* _WHAT THE TASK REQUIRES_
What you return must match the listing below exactly, minus any pictures.

* _INFORMATION SHOWN_
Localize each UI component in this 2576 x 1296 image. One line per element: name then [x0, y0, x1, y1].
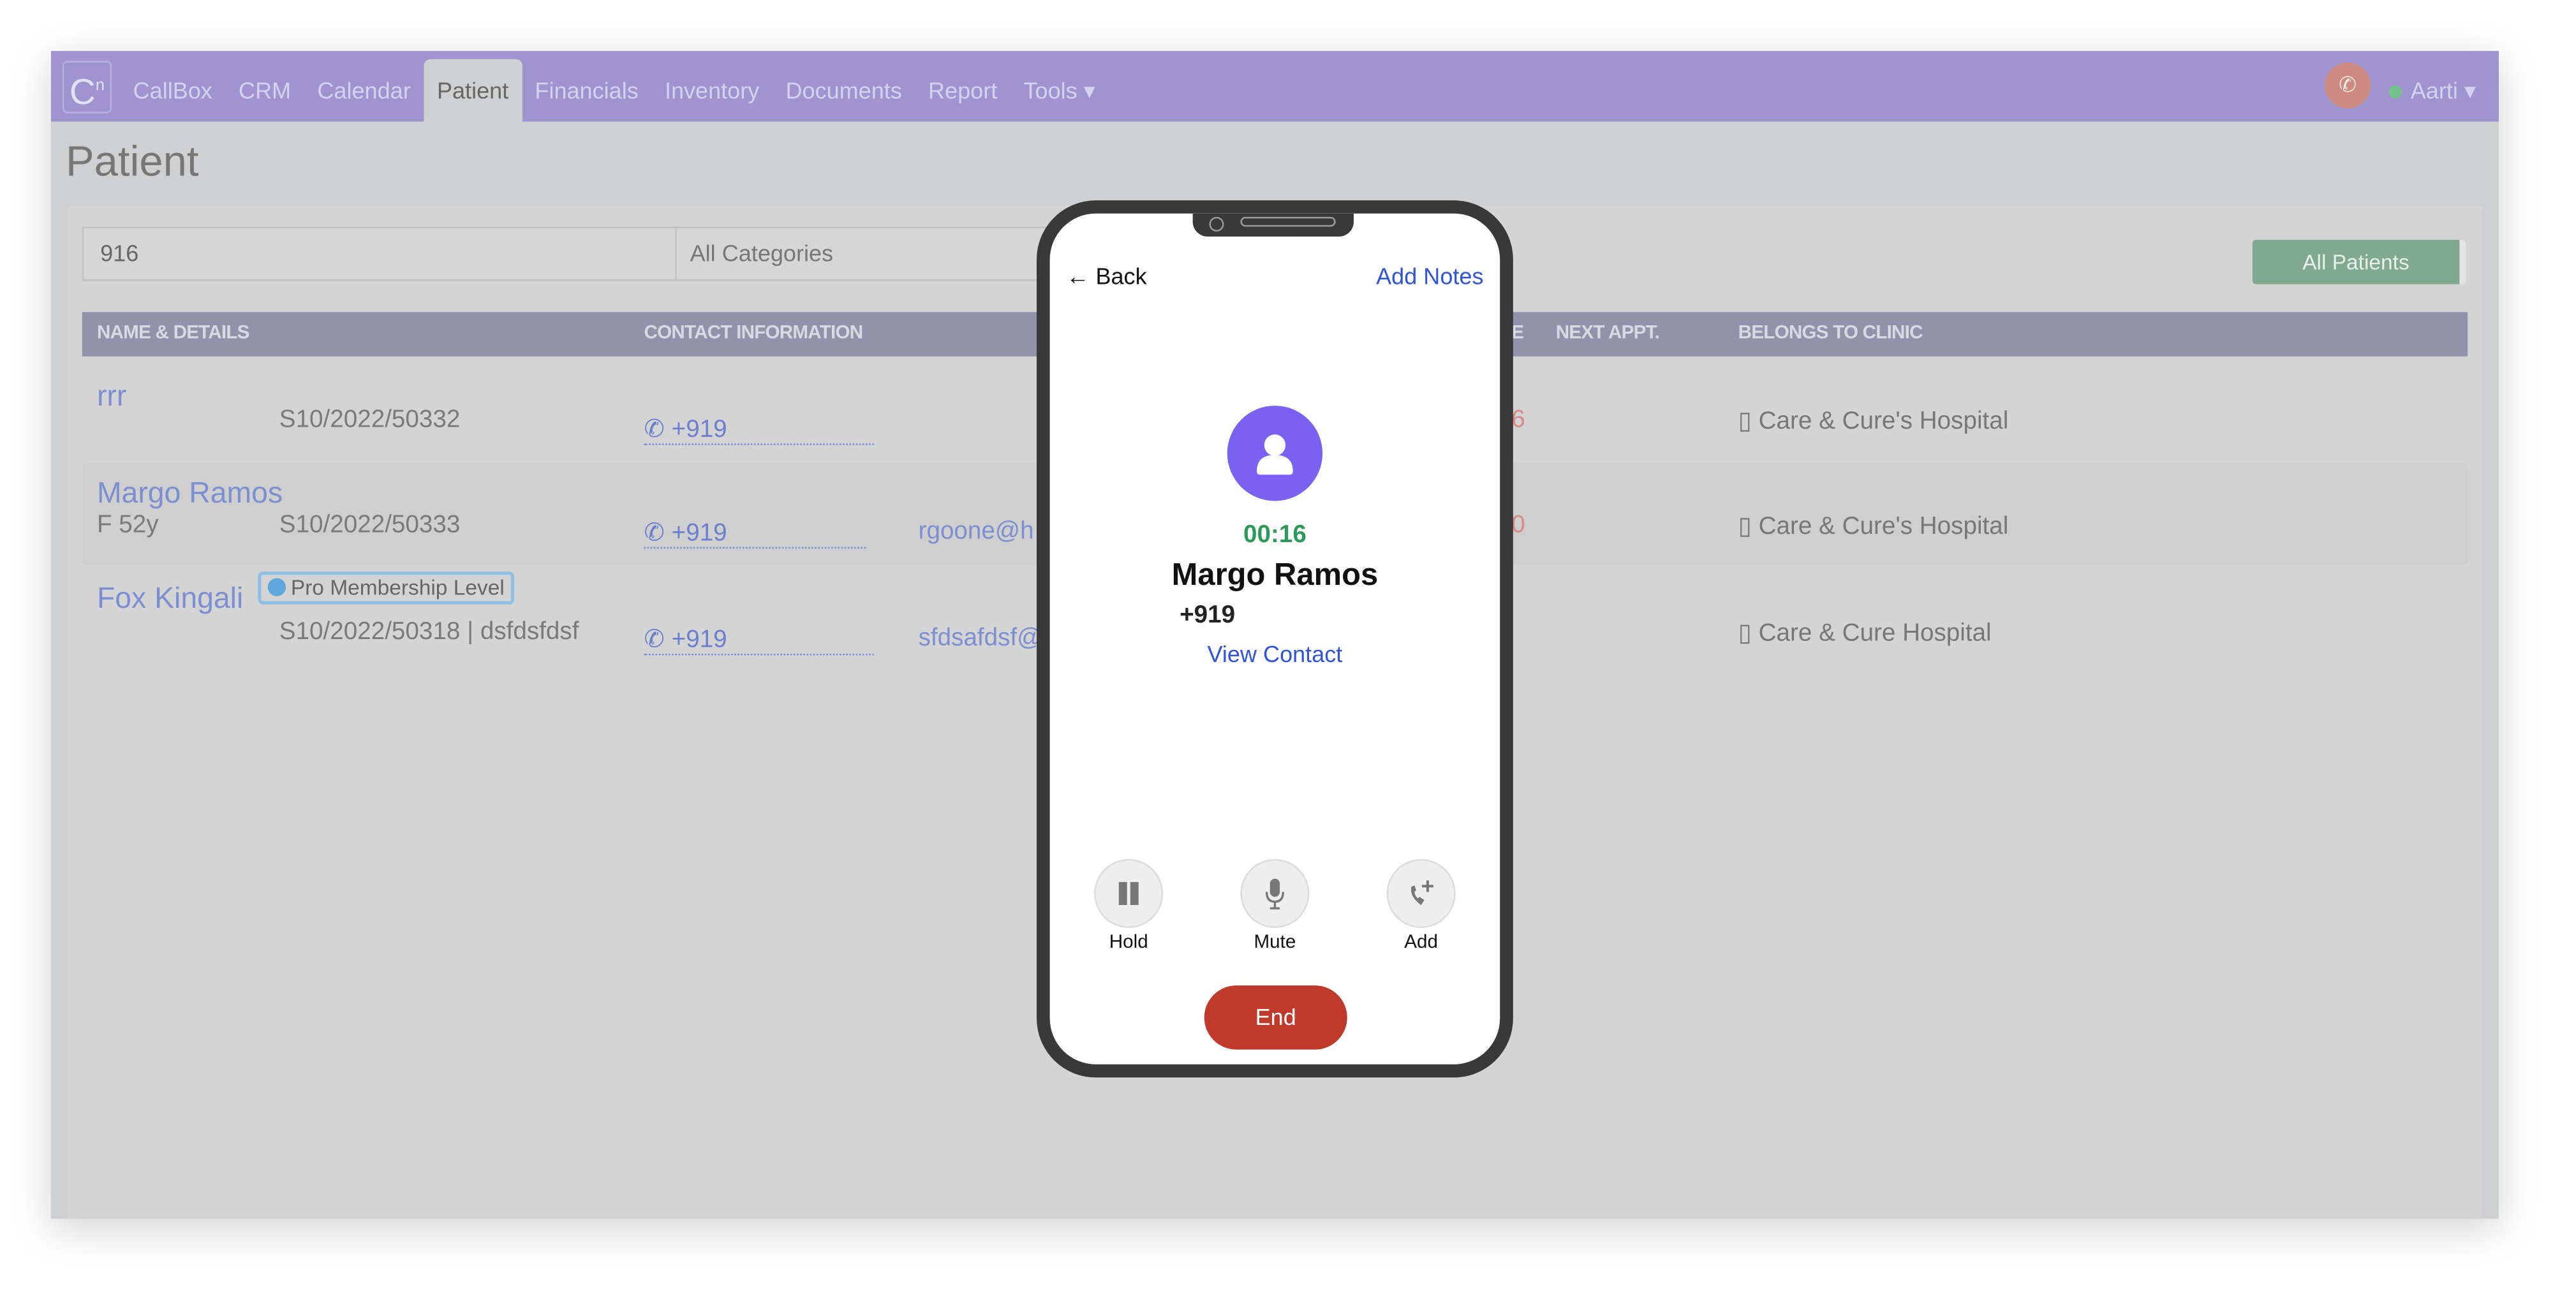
- email-link[interactable]: rgoone@h: [919, 517, 1034, 545]
- nav-inventory[interactable]: Inventory: [651, 51, 773, 122]
- nav-callbox[interactable]: CallBox: [120, 51, 225, 122]
- nav-financials[interactable]: Financials: [522, 51, 652, 122]
- phone-link[interactable]: ✆ +919: [644, 414, 875, 445]
- active-call-icon[interactable]: ✆: [2325, 62, 2371, 108]
- clinic-name: ▯ Care & Cure Hospital: [1738, 619, 1992, 647]
- phone-link[interactable]: ✆ +919: [644, 624, 875, 656]
- caller-name: Margo Ramos: [1171, 558, 1379, 593]
- app-logo[interactable]: Cn: [62, 61, 112, 114]
- add-call-icon: [1410, 880, 1433, 905]
- phone-link[interactable]: ✆ +919: [644, 517, 866, 549]
- user-icon: [1257, 434, 1293, 475]
- nav-report[interactable]: Report: [915, 51, 1010, 122]
- col-next-appt: NEXT APPT.: [1555, 323, 1660, 344]
- top-navbar: Cn CallBox CRM Calendar Patient Financia…: [50, 50, 2499, 122]
- microphone-icon: [1265, 878, 1284, 909]
- phone-number: +919: [671, 415, 727, 444]
- patient-id: S10/2022/50318 | dsfdsfdsf: [279, 617, 579, 646]
- search-input[interactable]: 916: [82, 226, 677, 281]
- col-name: NAME & DETAILS: [96, 323, 250, 344]
- all-patients-button[interactable]: All Patients: [2252, 239, 2466, 284]
- nav-tools-dropdown[interactable]: Tools ▾: [1010, 51, 1109, 122]
- clinic-name: ▯ Care & Cure's Hospital: [1738, 512, 2009, 541]
- page-title: Patient: [66, 136, 199, 186]
- camera-icon: [1209, 216, 1224, 232]
- patient-name-link[interactable]: rrr: [97, 379, 126, 414]
- email-link[interactable]: sfdsafdsf@: [919, 624, 1042, 652]
- nav-patient[interactable]: Patient: [424, 59, 522, 122]
- phone-screen: ← Back Add Notes 00:16 Margo Ramos +919 …: [1049, 213, 1500, 1064]
- add-notes-link[interactable]: Add Notes: [1376, 263, 1483, 289]
- view-contact-link[interactable]: View Contact: [1050, 640, 1500, 666]
- col-partial: E: [1511, 323, 1524, 344]
- logo-letter: C: [69, 71, 96, 112]
- caller-number: +919: [1180, 601, 1236, 630]
- add-label: Add: [1404, 932, 1438, 953]
- clinic-name: ▯ Care & Cure's Hospital: [1738, 407, 2009, 436]
- pause-icon: [1118, 881, 1139, 905]
- phone-notch: [1192, 213, 1354, 237]
- hold-button[interactable]: Hold: [1079, 858, 1178, 953]
- nav-calendar[interactable]: Calendar: [304, 51, 424, 122]
- mute-button[interactable]: Mute: [1225, 858, 1324, 953]
- phone-number: +919: [671, 519, 727, 547]
- call-phone-modal: ← Back Add Notes 00:16 Margo Ramos +919 …: [1037, 200, 1513, 1078]
- clinic-label: Care & Cure Hospital: [1758, 619, 1992, 647]
- call-timer: 00:16: [1243, 520, 1307, 549]
- add-call-button[interactable]: Add: [1372, 858, 1470, 953]
- hold-label: Hold: [1109, 932, 1148, 953]
- online-status-icon: [2389, 85, 2402, 99]
- patient-demographics: F 52y: [96, 510, 159, 539]
- user-name: Aarti ▾: [2410, 77, 2476, 104]
- badge-icon: [267, 578, 286, 596]
- speaker-icon: [1240, 216, 1336, 227]
- category-select[interactable]: All Categories: [677, 226, 1072, 281]
- col-clinic: BELONGS TO CLINIC: [1738, 323, 1923, 344]
- end-call-button[interactable]: End: [1204, 985, 1347, 1050]
- membership-badge: Pro Membership Level: [258, 571, 515, 605]
- patient-id: S10/2022/50332: [279, 406, 461, 434]
- contact-avatar: [1227, 406, 1323, 501]
- badge-label: Pro Membership Level: [290, 575, 505, 600]
- logo-sup: n: [95, 77, 105, 96]
- clinic-label: Care & Cure's Hospital: [1758, 407, 2009, 436]
- patient-id: S10/2022/50333: [279, 510, 461, 539]
- mute-label: Mute: [1254, 932, 1296, 953]
- back-button[interactable]: ← Back: [1066, 263, 1146, 289]
- phone-number: +919: [671, 626, 727, 654]
- partial-value: 0: [1511, 510, 1525, 539]
- nav-crm[interactable]: CRM: [225, 51, 304, 122]
- user-menu[interactable]: Aarti ▾: [2389, 51, 2476, 130]
- col-contact: CONTACT INFORMATION: [644, 323, 864, 344]
- clinic-label: Care & Cure's Hospital: [1758, 512, 2009, 541]
- patient-name-link[interactable]: Fox Kingali: [97, 582, 243, 616]
- nav-documents[interactable]: Documents: [773, 51, 915, 122]
- patient-name-link[interactable]: Margo Ramos: [97, 476, 283, 511]
- partial-value: 6: [1511, 406, 1525, 434]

* _OUTPUT OF THE TASK_
Localize each UI component in this 2576 x 1296 image. One line per element: name then [x0, y0, x1, y1].
- email-link[interactable]: rgoone@h: [919, 517, 1034, 545]
- nav-inventory[interactable]: Inventory: [651, 51, 773, 122]
- nav-callbox[interactable]: CallBox: [120, 51, 225, 122]
- nav-financials[interactable]: Financials: [522, 51, 652, 122]
- phone-link[interactable]: ✆ +919: [644, 414, 875, 445]
- active-call-icon[interactable]: ✆: [2325, 62, 2371, 108]
- clinic-name: ▯ Care & Cure Hospital: [1738, 619, 1992, 647]
- phone-link[interactable]: ✆ +919: [644, 624, 875, 656]
- caller-name: Margo Ramos: [1171, 558, 1379, 593]
- app-logo[interactable]: Cn: [62, 61, 112, 114]
- add-call-icon: [1410, 880, 1433, 905]
- phone-link[interactable]: ✆ +919: [644, 517, 866, 549]
- user-icon: [1257, 434, 1293, 475]
- nav-report[interactable]: Report: [915, 51, 1010, 122]
- col-next-appt: NEXT APPT.: [1555, 323, 1660, 344]
- top-navbar: Cn CallBox CRM Calendar Patient Financia…: [50, 50, 2499, 122]
- microphone-icon: [1265, 878, 1284, 909]
- phone-number: +919: [671, 415, 727, 444]
- patient-id: S10/2022/50318 | dsfdsfdsf: [279, 617, 579, 646]
- search-input[interactable]: 916: [82, 226, 677, 281]
- col-name: NAME & DETAILS: [96, 323, 250, 344]
- all-patients-button[interactable]: All Patients: [2252, 239, 2466, 284]
- nav-tools-dropdown[interactable]: Tools ▾: [1010, 51, 1109, 122]
- clinic-name: ▯ Care & Cure's Hospital: [1738, 512, 2009, 541]
- page-title: Patient: [66, 136, 199, 186]
- camera-icon: [1209, 216, 1224, 232]
- patient-name-link[interactable]: rrr: [97, 379, 126, 414]
- email-link[interactable]: sfdsafdsf@: [919, 624, 1042, 652]
- nav-patient[interactable]: Patient: [424, 59, 522, 122]
- phone-screen: ← Back Add Notes 00:16 Margo Ramos +919 …: [1049, 213, 1500, 1064]
- add-notes-link[interactable]: Add Notes: [1376, 263, 1483, 289]
- view-contact-link[interactable]: View Contact: [1050, 640, 1500, 666]
- col-partial: E: [1511, 323, 1524, 344]
- logo-letter: C: [69, 71, 96, 112]
- caller-number: +919: [1180, 601, 1236, 630]
- add-label: Add: [1404, 932, 1438, 953]
- clinic-name: ▯ Care & Cure's Hospital: [1738, 407, 2009, 436]
- pause-icon: [1118, 881, 1139, 905]
- phone-notch: [1192, 213, 1354, 237]
- hold-button[interactable]: Hold: [1079, 858, 1178, 953]
- nav-calendar[interactable]: Calendar: [304, 51, 424, 122]
- mute-button[interactable]: Mute: [1225, 858, 1324, 953]
- phone-number: +919: [671, 519, 727, 547]
- call-phone-modal: ← Back Add Notes 00:16 Margo Ramos +919 …: [1037, 200, 1513, 1078]
- clinic-label: Care & Cure Hospital: [1758, 619, 1992, 647]
- call-timer: 00:16: [1243, 520, 1307, 549]
- add-call-button[interactable]: Add: [1372, 858, 1470, 953]
- hold-label: Hold: [1109, 932, 1148, 953]
- online-status-icon: [2389, 85, 2402, 99]
- patient-demographics: F 52y: [96, 510, 159, 539]
- user-name: Aarti ▾: [2410, 77, 2476, 104]
- badge-icon: [267, 578, 286, 596]
- speaker-icon: [1240, 216, 1336, 227]
- category-select[interactable]: All Categories: [677, 226, 1072, 281]
- col-clinic: BELONGS TO CLINIC: [1738, 323, 1923, 344]
- end-call-button[interactable]: End: [1204, 985, 1347, 1050]
- membership-badge: Pro Membership Level: [258, 571, 515, 605]
- patient-id: S10/2022/50332: [279, 406, 461, 434]
- contact-avatar: [1227, 406, 1323, 501]
- badge-label: Pro Membership Level: [290, 575, 505, 600]
- logo-sup: n: [95, 77, 105, 96]
- clinic-label: Care & Cure's Hospital: [1758, 407, 2009, 436]
- patient-id: S10/2022/50333: [279, 510, 461, 539]
- mute-label: Mute: [1254, 932, 1296, 953]
- back-button[interactable]: ← Back: [1066, 263, 1146, 289]
- phone-number: +919: [671, 626, 727, 654]
- partial-value: 0: [1511, 510, 1525, 539]
- nav-crm[interactable]: CRM: [225, 51, 304, 122]
- user-menu[interactable]: Aarti ▾: [2389, 51, 2476, 130]
- col-contact: CONTACT INFORMATION: [644, 323, 864, 344]
- clinic-label: Care & Cure's Hospital: [1758, 512, 2009, 541]
- patient-name-link[interactable]: Fox Kingali: [97, 582, 243, 616]
- nav-documents[interactable]: Documents: [773, 51, 915, 122]
- patient-name-link[interactable]: Margo Ramos: [97, 476, 283, 511]
- partial-value: 6: [1511, 406, 1525, 434]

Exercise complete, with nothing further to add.